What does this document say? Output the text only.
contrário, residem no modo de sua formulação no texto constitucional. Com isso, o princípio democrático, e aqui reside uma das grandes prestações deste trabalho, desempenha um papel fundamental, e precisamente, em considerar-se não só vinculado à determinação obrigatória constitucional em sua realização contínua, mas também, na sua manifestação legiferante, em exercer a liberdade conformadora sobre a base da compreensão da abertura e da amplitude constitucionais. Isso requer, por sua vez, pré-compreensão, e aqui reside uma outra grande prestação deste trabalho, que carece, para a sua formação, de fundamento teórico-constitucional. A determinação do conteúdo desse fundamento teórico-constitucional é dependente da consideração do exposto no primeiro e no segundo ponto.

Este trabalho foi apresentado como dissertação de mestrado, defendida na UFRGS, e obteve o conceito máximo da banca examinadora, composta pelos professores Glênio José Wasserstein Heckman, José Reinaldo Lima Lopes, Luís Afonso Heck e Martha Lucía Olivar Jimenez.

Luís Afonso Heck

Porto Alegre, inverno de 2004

------------------------------------

* [AIM OF THE TASK]
Copy every line of the listing containing the string "Heck".

* [WRITTEN SOLUTION]
Este trabalho foi apresentado como dissertação de mestrado, defendida na UFRGS, e obteve o conceito máximo da banca examinadora, composta pelos professores Glênio José Wasserstein Heckman, José Reinaldo Lima Lopes, Luís Afonso Heck e Martha Lucía Olivar Jimenez.
Luís Afonso Heck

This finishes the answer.